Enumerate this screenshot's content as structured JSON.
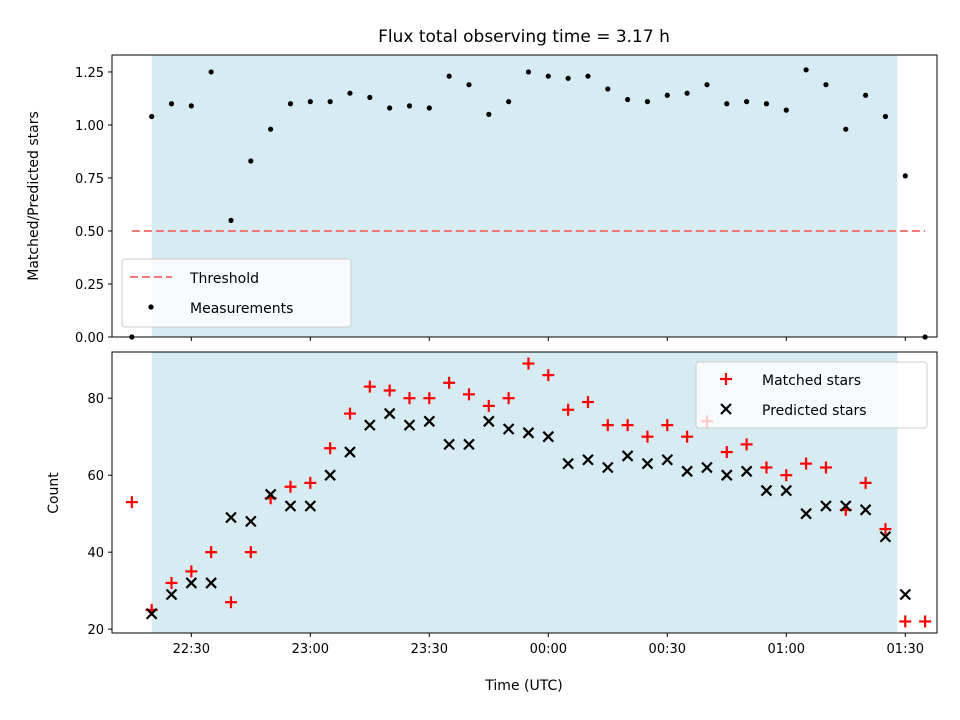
{
  "chart_data": [
    {
      "type": "scatter",
      "title": "Flux total observing time = 3.17 h",
      "xlabel": "",
      "ylabel": "Matched/Predicted stars",
      "ylim": [
        0,
        1.33
      ],
      "yticks": [
        "0.00",
        "0.25",
        "0.50",
        "0.75",
        "1.00",
        "1.25"
      ],
      "legend_position": "lower-left",
      "threshold": {
        "name": "Threshold",
        "value": 0.5,
        "color": "#f07878"
      },
      "series": [
        {
          "name": "Measurements",
          "color": "#000000",
          "x": [
            "22:15",
            "22:20",
            "22:25",
            "22:30",
            "22:35",
            "22:40",
            "22:45",
            "22:50",
            "22:55",
            "23:00",
            "23:05",
            "23:10",
            "23:15",
            "23:20",
            "23:25",
            "23:30",
            "23:35",
            "23:40",
            "23:45",
            "23:50",
            "23:55",
            "00:00",
            "00:05",
            "00:10",
            "00:15",
            "00:20",
            "00:25",
            "00:30",
            "00:35",
            "00:40",
            "00:45",
            "00:50",
            "00:55",
            "01:00",
            "01:05",
            "01:10",
            "01:15",
            "01:20",
            "01:25",
            "01:30",
            "01:35"
          ],
          "values": [
            0.0,
            1.04,
            1.1,
            1.09,
            1.25,
            0.55,
            0.83,
            0.98,
            1.1,
            1.11,
            1.11,
            1.15,
            1.13,
            1.08,
            1.09,
            1.08,
            1.23,
            1.19,
            1.05,
            1.11,
            1.25,
            1.23,
            1.22,
            1.23,
            1.17,
            1.12,
            1.11,
            1.14,
            1.15,
            1.19,
            1.1,
            1.11,
            1.1,
            1.07,
            1.26,
            1.19,
            0.98,
            1.14,
            1.04,
            0.76,
            0.0
          ]
        }
      ]
    },
    {
      "type": "scatter",
      "title": "",
      "xlabel": "Time (UTC)",
      "ylabel": "Count",
      "ylim": [
        19,
        92
      ],
      "yticks": [
        "20",
        "40",
        "60",
        "80"
      ],
      "xticks": [
        "22:30",
        "23:00",
        "23:30",
        "00:00",
        "00:30",
        "01:00",
        "01:30"
      ],
      "legend_position": "top-right",
      "series": [
        {
          "name": "Matched stars",
          "color": "#ff0000",
          "marker": "plus",
          "x": [
            "22:15",
            "22:20",
            "22:25",
            "22:30",
            "22:35",
            "22:40",
            "22:45",
            "22:50",
            "22:55",
            "23:00",
            "23:05",
            "23:10",
            "23:15",
            "23:20",
            "23:25",
            "23:30",
            "23:35",
            "23:40",
            "23:45",
            "23:50",
            "23:55",
            "00:00",
            "00:05",
            "00:10",
            "00:15",
            "00:20",
            "00:25",
            "00:30",
            "00:35",
            "00:40",
            "00:45",
            "00:50",
            "00:55",
            "01:00",
            "01:05",
            "01:10",
            "01:15",
            "01:20",
            "01:25",
            "01:30",
            "01:35"
          ],
          "values": [
            53,
            25,
            32,
            35,
            40,
            27,
            40,
            54,
            57,
            58,
            67,
            76,
            83,
            82,
            80,
            80,
            84,
            81,
            78,
            80,
            89,
            86,
            77,
            79,
            73,
            73,
            70,
            73,
            70,
            74,
            66,
            68,
            62,
            60,
            63,
            62,
            51,
            58,
            46,
            22,
            22
          ]
        },
        {
          "name": "Predicted stars",
          "color": "#000000",
          "marker": "x",
          "x": [
            "22:20",
            "22:25",
            "22:30",
            "22:35",
            "22:40",
            "22:45",
            "22:50",
            "22:55",
            "23:00",
            "23:05",
            "23:10",
            "23:15",
            "23:20",
            "23:25",
            "23:30",
            "23:35",
            "23:40",
            "23:45",
            "23:50",
            "23:55",
            "00:00",
            "00:05",
            "00:10",
            "00:15",
            "00:20",
            "00:25",
            "00:30",
            "00:35",
            "00:40",
            "00:45",
            "00:50",
            "00:55",
            "01:00",
            "01:05",
            "01:10",
            "01:15",
            "01:20",
            "01:25",
            "01:30"
          ],
          "values": [
            24,
            29,
            32,
            32,
            49,
            48,
            55,
            52,
            52,
            60,
            66,
            73,
            76,
            73,
            74,
            68,
            68,
            74,
            72,
            71,
            70,
            63,
            64,
            62,
            65,
            63,
            64,
            61,
            62,
            60,
            61,
            56,
            56,
            50,
            52,
            52,
            51,
            44,
            29
          ]
        }
      ]
    }
  ],
  "shaded_span": {
    "start": "22:20",
    "end": "01:28",
    "color": "#add8e6"
  }
}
===
AIM = Gather and copy every line of the data in which the string "Matched" is found.

OUTPUT =
      "ylabel": "Matched/Predicted stars",
          "name": "Matched stars",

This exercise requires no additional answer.